- _What needs to be done_:
Retype all of the data exactly as given.

- _Extracted material_:
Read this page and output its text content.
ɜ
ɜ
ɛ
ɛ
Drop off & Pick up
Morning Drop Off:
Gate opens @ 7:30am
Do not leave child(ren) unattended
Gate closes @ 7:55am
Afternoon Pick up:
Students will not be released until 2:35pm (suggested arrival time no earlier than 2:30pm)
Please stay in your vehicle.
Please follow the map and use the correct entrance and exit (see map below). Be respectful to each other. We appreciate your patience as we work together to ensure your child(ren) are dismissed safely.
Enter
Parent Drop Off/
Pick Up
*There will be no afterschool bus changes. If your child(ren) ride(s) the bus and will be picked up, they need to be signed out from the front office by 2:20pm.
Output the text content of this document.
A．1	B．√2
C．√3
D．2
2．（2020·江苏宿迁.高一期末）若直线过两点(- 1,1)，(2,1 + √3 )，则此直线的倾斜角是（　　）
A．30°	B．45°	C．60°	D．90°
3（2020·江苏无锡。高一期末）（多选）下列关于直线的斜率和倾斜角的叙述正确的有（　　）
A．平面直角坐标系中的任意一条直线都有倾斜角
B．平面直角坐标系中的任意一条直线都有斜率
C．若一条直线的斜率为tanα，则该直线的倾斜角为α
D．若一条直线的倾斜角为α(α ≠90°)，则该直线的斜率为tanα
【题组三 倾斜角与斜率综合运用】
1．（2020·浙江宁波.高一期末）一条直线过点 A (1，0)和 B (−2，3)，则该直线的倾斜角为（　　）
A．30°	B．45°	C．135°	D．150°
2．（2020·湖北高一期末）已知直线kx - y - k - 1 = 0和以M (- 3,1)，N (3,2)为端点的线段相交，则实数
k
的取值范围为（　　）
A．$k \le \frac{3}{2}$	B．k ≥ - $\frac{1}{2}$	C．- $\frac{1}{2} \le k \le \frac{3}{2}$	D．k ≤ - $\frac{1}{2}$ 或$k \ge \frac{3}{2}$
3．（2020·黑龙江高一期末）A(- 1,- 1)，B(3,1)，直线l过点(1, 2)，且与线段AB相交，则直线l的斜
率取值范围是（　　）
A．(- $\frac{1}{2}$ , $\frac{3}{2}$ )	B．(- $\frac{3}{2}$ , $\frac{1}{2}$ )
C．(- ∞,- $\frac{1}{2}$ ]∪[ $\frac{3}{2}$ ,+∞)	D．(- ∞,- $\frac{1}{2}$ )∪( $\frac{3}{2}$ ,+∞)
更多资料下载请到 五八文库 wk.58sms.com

- _Output for this exercise_:
Read this page and output its text content.
ɜ
ɜ
ɛ
ɛ
Drop off & Pick up
Morning Drop Off:
Gate opens @ 7:30am
Do not leave child(ren) unattended
Gate closes @ 7:55am
Afternoon Pick up:
Students will not be released until 2:35pm (suggested arrival time no earlier than 2:30pm)
Please stay in your vehicle.
Please follow the map and use the correct entrance and exit (see map below). Be respectful to each other. We appreciate your patience as we work together to ensure your child(ren) are dismissed safely.
Enter
Parent Drop Off/
Pick Up
*There will be no afterschool bus changes. If your child(ren) ride(s) the bus and will be picked up, they need to be signed out from the front office by 2:20pm.
Output the text content of this document.
A．1	B．√2
C．√3
D．2
2．（2020·江苏宿迁.高一期末）若直线过两点(- 1,1)，(2,1 + √3 )，则此直线的倾斜角是（　　）
A．30°	B．45°	C．60°	D．90°
3（2020·江苏无锡。高一期末）（多选）下列关于直线的斜率和倾斜角的叙述正确的有（　　）
A．平面直角坐标系中的任意一条直线都有倾斜角
B．平面直角坐标系中的任意一条直线都有斜率
C．若一条直线的斜率为tanα，则该直线的倾斜角为α
D．若一条直线的倾斜角为α(α ≠90°)，则该直线的斜率为tanα
【题组三 倾斜角与斜率综合运用】
1．（2020·浙江宁波.高一期末）一条直线过点 A (1，0)和 B (−2，3)，则该直线的倾斜角为（　　）
A．30°	B．45°	C．135°	D．150°
2．（2020·湖北高一期末）已知直线kx - y - k - 1 = 0和以M (- 3,1)，N (3,2)为端点的线段相交，则实数
k
的取值范围为（　　）
A．$k \le \frac{3}{2}$	B．k ≥ - $\frac{1}{2}$	C．- $\frac{1}{2} \le k \le \frac{3}{2}$	D．k ≤ - $\frac{1}{2}$ 或$k \ge \frac{3}{2}$
3．（2020·黑龙江高一期末）A(- 1,- 1)，B(3,1)，直线l过点(1, 2)，且与线段AB相交，则直线l的斜
率取值范围是（　　）
A．(- $\frac{1}{2}$ , $\frac{3}{2}$ )	B．(- $\frac{3}{2}$ , $\frac{1}{2}$ )
C．(- ∞,- $\frac{1}{2}$ ]∪[ $\frac{3}{2}$ ,+∞)	D．(- ∞,- $\frac{1}{2}$ )∪( $\frac{3}{2}$ ,+∞)
更多资料下载请到 五八文库 wk.58sms.com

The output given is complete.